◆ Data tied to figure images ◆
■ ■ ■ ■ ■ ■ ■

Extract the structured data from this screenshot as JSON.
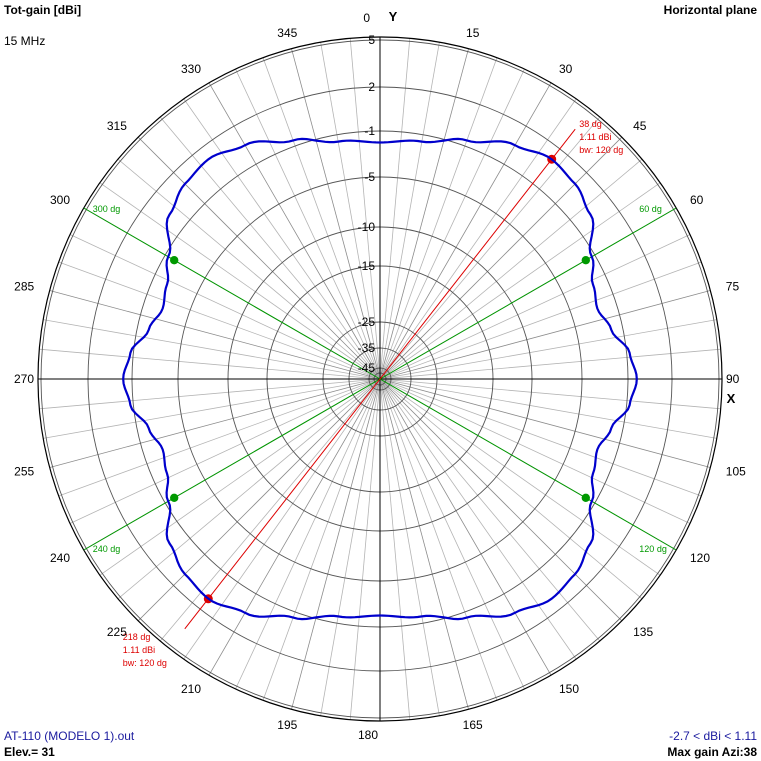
{
  "header": {
    "title_left": "Tot-gain [dBi]",
    "title_right": "Horizontal plane",
    "frequency": "15 MHz"
  },
  "footer": {
    "file": "AT-110 (MODELO 1).out",
    "elevation": "Elev.= 31",
    "range": "-2.7 < dBi < 1.11",
    "max_gain": "Max gain Azi:38"
  },
  "colors": {
    "pattern": "#0000cc",
    "max_marker": "#dd0000",
    "beamwidth_marker": "#009900",
    "grid": "#b4b4b4",
    "axis": "#000000"
  },
  "chart_data": {
    "type": "polar",
    "axis_labels": {
      "y": "Y",
      "x": "X"
    },
    "azimuth_labels": [
      "0",
      "15",
      "30",
      "45",
      "60",
      "75",
      "90",
      "105",
      "120",
      "135",
      "150",
      "165",
      "180",
      "195",
      "210",
      "225",
      "240",
      "255",
      "270",
      "285",
      "300",
      "315",
      "330",
      "345"
    ],
    "gain_ticks": [
      "5",
      "2",
      "-1",
      "-5",
      "-10",
      "-15",
      "-25",
      "-35",
      "-45"
    ],
    "gain_tick_values": [
      5,
      2,
      -1,
      -5,
      -10,
      -15,
      -25,
      -35,
      -45
    ],
    "series": [
      {
        "azimuth_deg": [
          0,
          10,
          20,
          30,
          38,
          45,
          52,
          60,
          66,
          72,
          78,
          84,
          90,
          96,
          102,
          108,
          114,
          120,
          128,
          135,
          142,
          150,
          160,
          170,
          180,
          190,
          200,
          210,
          218,
          225,
          232,
          240,
          246,
          252,
          258,
          264,
          270,
          276,
          282,
          288,
          294,
          300,
          308,
          315,
          322,
          330,
          340,
          350
        ],
        "gain_dbi": [
          -2.0,
          -1.6,
          -0.6,
          0.5,
          1.1,
          0.9,
          0.3,
          -1.3,
          -2.3,
          -2.7,
          -2.0,
          -0.8,
          -0.4,
          -0.8,
          -2.0,
          -2.7,
          -2.3,
          -1.3,
          0.3,
          0.9,
          1.1,
          0.5,
          -0.6,
          -1.6,
          -2.0,
          -1.6,
          -0.6,
          0.5,
          1.1,
          0.9,
          0.3,
          -1.3,
          -2.3,
          -2.7,
          -2.0,
          -0.8,
          -0.4,
          -0.8,
          -2.0,
          -2.7,
          -2.3,
          -1.3,
          0.3,
          0.9,
          1.1,
          0.5,
          -0.6,
          -1.6
        ]
      }
    ],
    "max_gain_markers": [
      {
        "azimuth": 38,
        "angle_label": "38 dg",
        "gain_label": "1.11 dBi",
        "bw_label": "bw: 120 dg"
      },
      {
        "azimuth": 218,
        "angle_label": "218 dg",
        "gain_label": "1.11 dBi",
        "bw_label": "bw: 120 dg"
      }
    ],
    "beamwidth_markers": [
      {
        "azimuth": 60,
        "label": "60 dg"
      },
      {
        "azimuth": 120,
        "label": "120 dg"
      },
      {
        "azimuth": 240,
        "label": "240 dg"
      },
      {
        "azimuth": 300,
        "label": "300 dg"
      }
    ],
    "beamwidth_marker_gain_dbi": -1.9
  }
}
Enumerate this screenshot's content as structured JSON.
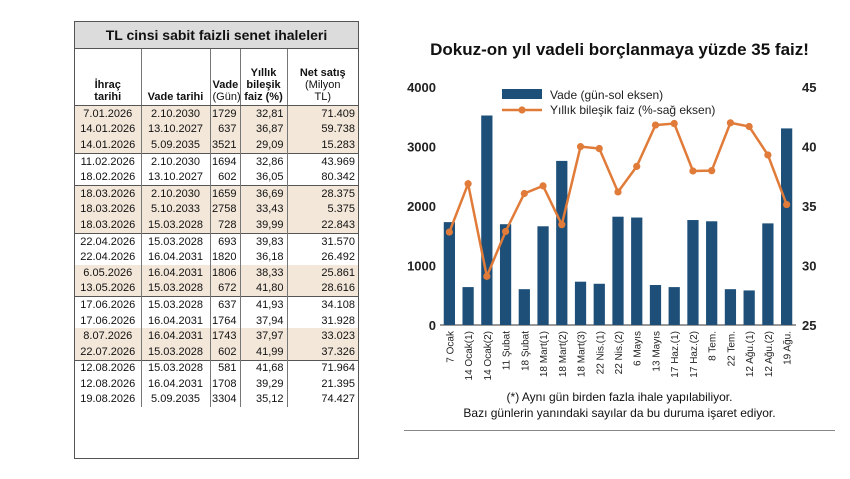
{
  "table": {
    "title": "TL cinsi sabit faizli senet ihaleleri",
    "headers": {
      "ihrac": [
        "İhraç",
        "tarihi"
      ],
      "vade_tarihi": [
        "Vade tarihi"
      ],
      "vade": [
        "Vade",
        "(Gün)"
      ],
      "faiz": [
        "Yıllık",
        "bileşik",
        "faiz (%)"
      ],
      "satis": [
        "Net satış",
        "(Milyon",
        "TL)"
      ]
    },
    "rows": [
      [
        "7.01.2026",
        "2.10.2030",
        "1729",
        "32,81",
        "71.409"
      ],
      [
        "14.01.2026",
        "13.10.2027",
        "637",
        "36,87",
        "59.738"
      ],
      [
        "14.01.2026",
        "5.09.2035",
        "3521",
        "29,09",
        "15.283"
      ],
      [
        "11.02.2026",
        "2.10.2030",
        "1694",
        "32,86",
        "43.969"
      ],
      [
        "18.02.2026",
        "13.10.2027",
        "602",
        "36,05",
        "80.342"
      ],
      [
        "18.03.2026",
        "2.10.2030",
        "1659",
        "36,69",
        "28.375"
      ],
      [
        "18.03.2026",
        "5.10.2033",
        "2758",
        "33,43",
        "5.375"
      ],
      [
        "18.03.2026",
        "15.03.2028",
        "728",
        "39,99",
        "22.843"
      ],
      [
        "22.04.2026",
        "15.03.2028",
        "693",
        "39,83",
        "31.570"
      ],
      [
        "22.04.2026",
        "16.04.2031",
        "1820",
        "36,18",
        "26.492"
      ],
      [
        "6.05.2026",
        "16.04.2031",
        "1806",
        "38,33",
        "25.861"
      ],
      [
        "13.05.2026",
        "15.03.2028",
        "672",
        "41,80",
        "28.616"
      ],
      [
        "17.06.2026",
        "15.03.2028",
        "637",
        "41,93",
        "34.108"
      ],
      [
        "17.06.2026",
        "16.04.2031",
        "1764",
        "37,94",
        "31.928"
      ],
      [
        "8.07.2026",
        "16.04.2031",
        "1743",
        "37,97",
        "33.023"
      ],
      [
        "22.07.2026",
        "15.03.2028",
        "602",
        "41,99",
        "37.326"
      ],
      [
        "12.08.2026",
        "15.03.2028",
        "581",
        "41,68",
        "71.964"
      ],
      [
        "12.08.2026",
        "16.04.2031",
        "1708",
        "39,29",
        "21.395"
      ],
      [
        "19.08.2026",
        "5.09.2035",
        "3304",
        "35,12",
        "74.427"
      ]
    ],
    "band_rows": [
      0,
      1,
      2,
      5,
      6,
      7,
      10,
      11,
      14,
      15
    ],
    "group_starts": [
      3,
      5,
      8,
      12,
      16
    ]
  },
  "chart_data": {
    "type": "bar+line",
    "title": "Dokuz-on yıl vadeli borçlanmaya yüzde 35 faiz!",
    "categories": [
      "7 Ocak",
      "14 Ocak(1)",
      "14 Ocak(2)",
      "11 Şubat",
      "18 Şubat",
      "18 Mart(1)",
      "18 Mart(2)",
      "18 Mart(3)",
      "22 Nis.(1)",
      "22 Nis.(2)",
      "6 Mayıs",
      "13 Mayıs",
      "17 Haz.(1)",
      "17 Haz.(2)",
      "8 Tem.",
      "22 Tem.",
      "12 Ağu.(1)",
      "12 Ağu.(2)",
      "19 Ağu."
    ],
    "series": [
      {
        "name": "Vade (gün-sol eksen)",
        "type": "bar",
        "axis": "left",
        "color": "#1d4f78",
        "values": [
          1729,
          637,
          3521,
          1694,
          602,
          1659,
          2758,
          728,
          693,
          1820,
          1806,
          672,
          637,
          1764,
          1743,
          602,
          581,
          1708,
          3304
        ]
      },
      {
        "name": "Yıllık bileşik faiz (%-sağ eksen)",
        "type": "line",
        "axis": "right",
        "color": "#e07b39",
        "values": [
          32.81,
          36.87,
          29.09,
          32.86,
          36.05,
          36.69,
          33.43,
          39.99,
          39.83,
          36.18,
          38.33,
          41.8,
          41.93,
          37.94,
          37.97,
          41.99,
          41.68,
          39.29,
          35.12
        ]
      }
    ],
    "y_left": {
      "ticks": [
        "0",
        "1000",
        "2000",
        "3000",
        "4000"
      ],
      "min": 0,
      "max": 4000
    },
    "y_right": {
      "ticks": [
        "25",
        "30",
        "35",
        "40",
        "45"
      ],
      "min": 25,
      "max": 45
    },
    "legend_position": "top-left",
    "footnotes": [
      "(*) Aynı gün birden fazla ihale yapılabiliyor.",
      "Bazı günlerin yanındaki sayılar da bu duruma işaret ediyor."
    ]
  }
}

■ ■ ■ ■ ■ ■ ■

◆ Task ◆
Reproduce the entries above word for word. Pictures stay out.

◆ Correct result ◆
Extract the structured data from this screenshot as JSON.
{
  "header": {
    "title_left": "Tot-gain [dBi]",
    "title_right": "Horizontal plane",
    "frequency": "15 MHz"
  },
  "footer": {
    "file": "AT-110 (MODELO 1).out",
    "elevation": "Elev.= 31",
    "range": "-2.7 < dBi < 1.11",
    "max_gain": "Max gain Azi:38"
  },
  "colors": {
    "pattern": "#0000cc",
    "max_marker": "#dd0000",
    "beamwidth_marker": "#009900",
    "grid": "#b4b4b4",
    "axis": "#000000"
  },
  "chart_data": {
    "type": "polar",
    "axis_labels": {
      "y": "Y",
      "x": "X"
    },
    "azimuth_labels": [
      "0",
      "15",
      "30",
      "45",
      "60",
      "75",
      "90",
      "105",
      "120",
      "135",
      "150",
      "165",
      "180",
      "195",
      "210",
      "225",
      "240",
      "255",
      "270",
      "285",
      "300",
      "315",
      "330",
      "345"
    ],
    "gain_ticks": [
      "5",
      "2",
      "-1",
      "-5",
      "-10",
      "-15",
      "-25",
      "-35",
      "-45"
    ],
    "gain_tick_values": [
      5,
      2,
      -1,
      -5,
      -10,
      -15,
      -25,
      -35,
      -45
    ],
    "series": [
      {
        "azimuth_deg": [
          0,
          10,
          20,
          30,
          38,
          45,
          52,
          60,
          66,
          72,
          78,
          84,
          90,
          96,
          102,
          108,
          114,
          120,
          128,
          135,
          142,
          150,
          160,
          170,
          180,
          190,
          200,
          210,
          218,
          225,
          232,
          240,
          246,
          252,
          258,
          264,
          270,
          276,
          282,
          288,
          294,
          300,
          308,
          315,
          322,
          330,
          340,
          350
        ],
        "gain_dbi": [
          -2.0,
          -1.6,
          -0.6,
          0.5,
          1.1,
          0.9,
          0.3,
          -1.3,
          -2.3,
          -2.7,
          -2.0,
          -0.8,
          -0.4,
          -0.8,
          -2.0,
          -2.7,
          -2.3,
          -1.3,
          0.3,
          0.9,
          1.1,
          0.5,
          -0.6,
          -1.6,
          -2.0,
          -1.6,
          -0.6,
          0.5,
          1.1,
          0.9,
          0.3,
          -1.3,
          -2.3,
          -2.7,
          -2.0,
          -0.8,
          -0.4,
          -0.8,
          -2.0,
          -2.7,
          -2.3,
          -1.3,
          0.3,
          0.9,
          1.1,
          0.5,
          -0.6,
          -1.6
        ]
      }
    ],
    "max_gain_markers": [
      {
        "azimuth": 38,
        "angle_label": "38 dg",
        "gain_label": "1.11 dBi",
        "bw_label": "bw: 120 dg"
      },
      {
        "azimuth": 218,
        "angle_label": "218 dg",
        "gain_label": "1.11 dBi",
        "bw_label": "bw: 120 dg"
      }
    ],
    "beamwidth_markers": [
      {
        "azimuth": 60,
        "label": "60 dg"
      },
      {
        "azimuth": 120,
        "label": "120 dg"
      },
      {
        "azimuth": 240,
        "label": "240 dg"
      },
      {
        "azimuth": 300,
        "label": "300 dg"
      }
    ],
    "beamwidth_marker_gain_dbi": -1.9
  }
}
Enumerate this screenshot's content as structured JSON.
{
  "table": {
    "title": "TL cinsi sabit faizli senet ihaleleri",
    "headers": {
      "ihrac": [
        "İhraç",
        "tarihi"
      ],
      "vade_tarihi": [
        "Vade tarihi"
      ],
      "vade": [
        "Vade",
        "(Gün)"
      ],
      "faiz": [
        "Yıllık",
        "bileşik",
        "faiz (%)"
      ],
      "satis": [
        "Net satış",
        "(Milyon",
        "TL)"
      ]
    },
    "rows": [
      [
        "7.01.2026",
        "2.10.2030",
        "1729",
        "32,81",
        "71.409"
      ],
      [
        "14.01.2026",
        "13.10.2027",
        "637",
        "36,87",
        "59.738"
      ],
      [
        "14.01.2026",
        "5.09.2035",
        "3521",
        "29,09",
        "15.283"
      ],
      [
        "11.02.2026",
        "2.10.2030",
        "1694",
        "32,86",
        "43.969"
      ],
      [
        "18.02.2026",
        "13.10.2027",
        "602",
        "36,05",
        "80.342"
      ],
      [
        "18.03.2026",
        "2.10.2030",
        "1659",
        "36,69",
        "28.375"
      ],
      [
        "18.03.2026",
        "5.10.2033",
        "2758",
        "33,43",
        "5.375"
      ],
      [
        "18.03.2026",
        "15.03.2028",
        "728",
        "39,99",
        "22.843"
      ],
      [
        "22.04.2026",
        "15.03.2028",
        "693",
        "39,83",
        "31.570"
      ],
      [
        "22.04.2026",
        "16.04.2031",
        "1820",
        "36,18",
        "26.492"
      ],
      [
        "6.05.2026",
        "16.04.2031",
        "1806",
        "38,33",
        "25.861"
      ],
      [
        "13.05.2026",
        "15.03.2028",
        "672",
        "41,80",
        "28.616"
      ],
      [
        "17.06.2026",
        "15.03.2028",
        "637",
        "41,93",
        "34.108"
      ],
      [
        "17.06.2026",
        "16.04.2031",
        "1764",
        "37,94",
        "31.928"
      ],
      [
        "8.07.2026",
        "16.04.2031",
        "1743",
        "37,97",
        "33.023"
      ],
      [
        "22.07.2026",
        "15.03.2028",
        "602",
        "41,99",
        "37.326"
      ],
      [
        "12.08.2026",
        "15.03.2028",
        "581",
        "41,68",
        "71.964"
      ],
      [
        "12.08.2026",
        "16.04.2031",
        "1708",
        "39,29",
        "21.395"
      ],
      [
        "19.08.2026",
        "5.09.2035",
        "3304",
        "35,12",
        "74.427"
      ]
    ],
    "band_rows": [
      0,
      1,
      2,
      5,
      6,
      7,
      10,
      11,
      14,
      15
    ],
    "group_starts": [
      3,
      5,
      8,
      12,
      16
    ]
  },
  "chart_data": {
    "type": "bar+line",
    "title": "Dokuz-on yıl vadeli borçlanmaya yüzde 35 faiz!",
    "categories": [
      "7 Ocak",
      "14 Ocak(1)",
      "14 Ocak(2)",
      "11 Şubat",
      "18 Şubat",
      "18 Mart(1)",
      "18 Mart(2)",
      "18 Mart(3)",
      "22 Nis.(1)",
      "22 Nis.(2)",
      "6 Mayıs",
      "13 Mayıs",
      "17 Haz.(1)",
      "17 Haz.(2)",
      "8 Tem.",
      "22 Tem.",
      "12 Ağu.(1)",
      "12 Ağu.(2)",
      "19 Ağu."
    ],
    "series": [
      {
        "name": "Vade (gün-sol eksen)",
        "type": "bar",
        "axis": "left",
        "color": "#1d4f78",
        "values": [
          1729,
          637,
          3521,
          1694,
          602,
          1659,
          2758,
          728,
          693,
          1820,
          1806,
          672,
          637,
          1764,
          1743,
          602,
          581,
          1708,
          3304
        ]
      },
      {
        "name": "Yıllık bileşik faiz (%-sağ eksen)",
        "type": "line",
        "axis": "right",
        "color": "#e07b39",
        "values": [
          32.81,
          36.87,
          29.09,
          32.86,
          36.05,
          36.69,
          33.43,
          39.99,
          39.83,
          36.18,
          38.33,
          41.8,
          41.93,
          37.94,
          37.97,
          41.99,
          41.68,
          39.29,
          35.12
        ]
      }
    ],
    "y_left": {
      "ticks": [
        "0",
        "1000",
        "2000",
        "3000",
        "4000"
      ],
      "min": 0,
      "max": 4000
    },
    "y_right": {
      "ticks": [
        "25",
        "30",
        "35",
        "40",
        "45"
      ],
      "min": 25,
      "max": 45
    },
    "legend_position": "top-left",
    "footnotes": [
      "(*) Aynı gün birden fazla ihale yapılabiliyor.",
      "Bazı günlerin yanındaki sayılar da bu duruma işaret ediyor."
    ]
  }
}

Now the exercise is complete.